#### Work instructions:
Repeat all of the data precisely.
** Start of Records to use **
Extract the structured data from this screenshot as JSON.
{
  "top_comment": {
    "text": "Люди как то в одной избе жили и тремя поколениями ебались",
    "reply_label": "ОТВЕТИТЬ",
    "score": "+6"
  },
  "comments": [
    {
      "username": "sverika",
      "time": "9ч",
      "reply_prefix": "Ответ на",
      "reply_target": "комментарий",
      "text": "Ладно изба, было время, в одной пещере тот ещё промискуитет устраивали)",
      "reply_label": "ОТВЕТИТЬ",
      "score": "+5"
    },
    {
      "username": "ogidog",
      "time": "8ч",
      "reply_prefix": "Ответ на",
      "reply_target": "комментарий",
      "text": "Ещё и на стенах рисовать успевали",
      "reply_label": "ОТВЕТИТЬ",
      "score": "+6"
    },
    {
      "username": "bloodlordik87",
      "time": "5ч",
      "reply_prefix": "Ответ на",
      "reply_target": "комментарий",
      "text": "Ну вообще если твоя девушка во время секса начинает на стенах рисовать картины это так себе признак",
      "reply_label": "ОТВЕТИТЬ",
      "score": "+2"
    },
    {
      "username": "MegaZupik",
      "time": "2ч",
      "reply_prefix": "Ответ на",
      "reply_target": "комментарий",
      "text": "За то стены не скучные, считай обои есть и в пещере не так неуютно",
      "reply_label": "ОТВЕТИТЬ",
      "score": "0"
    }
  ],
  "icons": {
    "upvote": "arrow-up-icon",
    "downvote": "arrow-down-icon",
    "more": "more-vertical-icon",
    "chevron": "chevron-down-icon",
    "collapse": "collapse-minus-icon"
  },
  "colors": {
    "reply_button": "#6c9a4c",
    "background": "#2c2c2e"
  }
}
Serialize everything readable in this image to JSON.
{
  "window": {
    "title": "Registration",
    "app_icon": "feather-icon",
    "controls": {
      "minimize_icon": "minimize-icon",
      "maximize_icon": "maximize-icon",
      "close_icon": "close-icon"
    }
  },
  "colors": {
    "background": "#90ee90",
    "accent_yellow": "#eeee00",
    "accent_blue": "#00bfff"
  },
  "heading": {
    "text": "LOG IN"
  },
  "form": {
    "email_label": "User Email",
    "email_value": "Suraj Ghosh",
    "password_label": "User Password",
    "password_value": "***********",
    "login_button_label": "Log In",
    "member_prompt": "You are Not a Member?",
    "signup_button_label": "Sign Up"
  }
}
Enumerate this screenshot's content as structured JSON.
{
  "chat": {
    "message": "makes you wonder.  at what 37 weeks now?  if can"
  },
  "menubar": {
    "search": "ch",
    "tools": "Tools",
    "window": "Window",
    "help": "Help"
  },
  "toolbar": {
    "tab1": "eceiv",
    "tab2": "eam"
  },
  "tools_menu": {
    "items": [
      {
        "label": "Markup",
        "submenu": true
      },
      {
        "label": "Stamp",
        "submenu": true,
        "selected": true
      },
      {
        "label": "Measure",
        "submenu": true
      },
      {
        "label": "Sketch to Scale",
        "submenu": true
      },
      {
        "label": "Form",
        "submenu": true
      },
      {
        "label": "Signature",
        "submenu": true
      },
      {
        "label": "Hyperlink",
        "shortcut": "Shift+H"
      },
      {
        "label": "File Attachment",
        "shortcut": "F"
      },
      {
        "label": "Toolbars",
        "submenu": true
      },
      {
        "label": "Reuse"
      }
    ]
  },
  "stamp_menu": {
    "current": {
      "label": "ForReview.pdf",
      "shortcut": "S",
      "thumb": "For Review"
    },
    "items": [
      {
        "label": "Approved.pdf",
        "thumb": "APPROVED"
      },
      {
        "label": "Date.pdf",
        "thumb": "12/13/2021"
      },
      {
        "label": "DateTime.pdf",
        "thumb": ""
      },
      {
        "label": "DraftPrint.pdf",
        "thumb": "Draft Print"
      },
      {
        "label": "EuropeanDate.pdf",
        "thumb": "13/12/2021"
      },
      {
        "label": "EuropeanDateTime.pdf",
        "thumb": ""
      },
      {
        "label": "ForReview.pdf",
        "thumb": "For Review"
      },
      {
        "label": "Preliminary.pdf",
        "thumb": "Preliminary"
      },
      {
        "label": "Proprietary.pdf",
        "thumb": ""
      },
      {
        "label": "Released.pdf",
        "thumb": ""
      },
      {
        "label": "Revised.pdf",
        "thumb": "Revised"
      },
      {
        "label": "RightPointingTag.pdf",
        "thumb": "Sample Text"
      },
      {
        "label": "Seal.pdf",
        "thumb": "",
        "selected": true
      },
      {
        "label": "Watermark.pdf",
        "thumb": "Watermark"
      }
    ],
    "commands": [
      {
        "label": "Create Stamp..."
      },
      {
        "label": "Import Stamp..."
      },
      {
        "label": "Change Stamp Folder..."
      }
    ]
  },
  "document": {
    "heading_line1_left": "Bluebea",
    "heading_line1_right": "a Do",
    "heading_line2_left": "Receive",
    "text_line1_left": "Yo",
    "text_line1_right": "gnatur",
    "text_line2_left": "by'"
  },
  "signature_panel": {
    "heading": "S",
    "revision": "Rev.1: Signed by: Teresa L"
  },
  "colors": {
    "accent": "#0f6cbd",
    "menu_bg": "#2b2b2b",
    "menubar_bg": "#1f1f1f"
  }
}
** End of Records to use **
#### Solution:
Extract the structured data from this screenshot as JSON.
{
  "top_comment": {
    "text": "Люди как то в одной избе жили и тремя поколениями ебались",
    "reply_label": "ОТВЕТИТЬ",
    "score": "+6"
  },
  "comments": [
    {
      "username": "sverika",
      "time": "9ч",
      "reply_prefix": "Ответ на",
      "reply_target": "комментарий",
      "text": "Ладно изба, было время, в одной пещере тот ещё промискуитет устраивали)",
      "reply_label": "ОТВЕТИТЬ",
      "score": "+5"
    },
    {
      "username": "ogidog",
      "time": "8ч",
      "reply_prefix": "Ответ на",
      "reply_target": "комментарий",
      "text": "Ещё и на стенах рисовать успевали",
      "reply_label": "ОТВЕТИТЬ",
      "score": "+6"
    },
    {
      "username": "bloodlordik87",
      "time": "5ч",
      "reply_prefix": "Ответ на",
      "reply_target": "комментарий",
      "text": "Ну вообще если твоя девушка во время секса начинает на стенах рисовать картины это так себе признак",
      "reply_label": "ОТВЕТИТЬ",
      "score": "+2"
    },
    {
      "username": "MegaZupik",
      "time": "2ч",
      "reply_prefix": "Ответ на",
      "reply_target": "комментарий",
      "text": "За то стены не скучные, считай обои есть и в пещере не так неуютно",
      "reply_label": "ОТВЕТИТЬ",
      "score": "0"
    }
  ],
  "icons": {
    "upvote": "arrow-up-icon",
    "downvote": "arrow-down-icon",
    "more": "more-vertical-icon",
    "chevron": "chevron-down-icon",
    "collapse": "collapse-minus-icon"
  },
  "colors": {
    "reply_button": "#6c9a4c",
    "background": "#2c2c2e"
  }
}
Serialize everything readable in this image to JSON.
{
  "window": {
    "title": "Registration",
    "app_icon": "feather-icon",
    "controls": {
      "minimize_icon": "minimize-icon",
      "maximize_icon": "maximize-icon",
      "close_icon": "close-icon"
    }
  },
  "colors": {
    "background": "#90ee90",
    "accent_yellow": "#eeee00",
    "accent_blue": "#00bfff"
  },
  "heading": {
    "text": "LOG IN"
  },
  "form": {
    "email_label": "User Email",
    "email_value": "Suraj Ghosh",
    "password_label": "User Password",
    "password_value": "***********",
    "login_button_label": "Log In",
    "member_prompt": "You are Not a Member?",
    "signup_button_label": "Sign Up"
  }
}
Enumerate this screenshot's content as structured JSON.
{
  "chat": {
    "message": "makes you wonder.  at what 37 weeks now?  if can"
  },
  "menubar": {
    "search": "ch",
    "tools": "Tools",
    "window": "Window",
    "help": "Help"
  },
  "toolbar": {
    "tab1": "eceiv",
    "tab2": "eam"
  },
  "tools_menu": {
    "items": [
      {
        "label": "Markup",
        "submenu": true
      },
      {
        "label": "Stamp",
        "submenu": true,
        "selected": true
      },
      {
        "label": "Measure",
        "submenu": true
      },
      {
        "label": "Sketch to Scale",
        "submenu": true
      },
      {
        "label": "Form",
        "submenu": true
      },
      {
        "label": "Signature",
        "submenu": true
      },
      {
        "label": "Hyperlink",
        "shortcut": "Shift+H"
      },
      {
        "label": "File Attachment",
        "shortcut": "F"
      },
      {
        "label": "Toolbars",
        "submenu": true
      },
      {
        "label": "Reuse"
      }
    ]
  },
  "stamp_menu": {
    "current": {
      "label": "ForReview.pdf",
      "shortcut": "S",
      "thumb": "For Review"
    },
    "items": [
      {
        "label": "Approved.pdf",
        "thumb": "APPROVED"
      },
      {
        "label": "Date.pdf",
        "thumb": "12/13/2021"
      },
      {
        "label": "DateTime.pdf",
        "thumb": ""
      },
      {
        "label": "DraftPrint.pdf",
        "thumb": "Draft Print"
      },
      {
        "label": "EuropeanDate.pdf",
        "thumb": "13/12/2021"
      },
      {
        "label": "EuropeanDateTime.pdf",
        "thumb": ""
      },
      {
        "label": "ForReview.pdf",
        "thumb": "For Review"
      },
      {
        "label": "Preliminary.pdf",
        "thumb": "Preliminary"
      },
      {
        "label": "Proprietary.pdf",
        "thumb": ""
      },
      {
        "label": "Released.pdf",
        "thumb": ""
      },
      {
        "label": "Revised.pdf",
        "thumb": "Revised"
      },
      {
        "label": "RightPointingTag.pdf",
        "thumb": "Sample Text"
      },
      {
        "label": "Seal.pdf",
        "thumb": "",
        "selected": true
      },
      {
        "label": "Watermark.pdf",
        "thumb": "Watermark"
      }
    ],
    "commands": [
      {
        "label": "Create Stamp..."
      },
      {
        "label": "Import Stamp..."
      },
      {
        "label": "Change Stamp Folder..."
      }
    ]
  },
  "document": {
    "heading_line1_left": "Bluebea",
    "heading_line1_right": "a Do",
    "heading_line2_left": "Receive",
    "text_line1_left": "Yo",
    "text_line1_right": "gnatur",
    "text_line2_left": "by'"
  },
  "signature_panel": {
    "heading": "S",
    "revision": "Rev.1: Signed by: Teresa L"
  },
  "colors": {
    "accent": "#0f6cbd",
    "menu_bg": "#2b2b2b",
    "menubar_bg": "#1f1f1f"
  }
}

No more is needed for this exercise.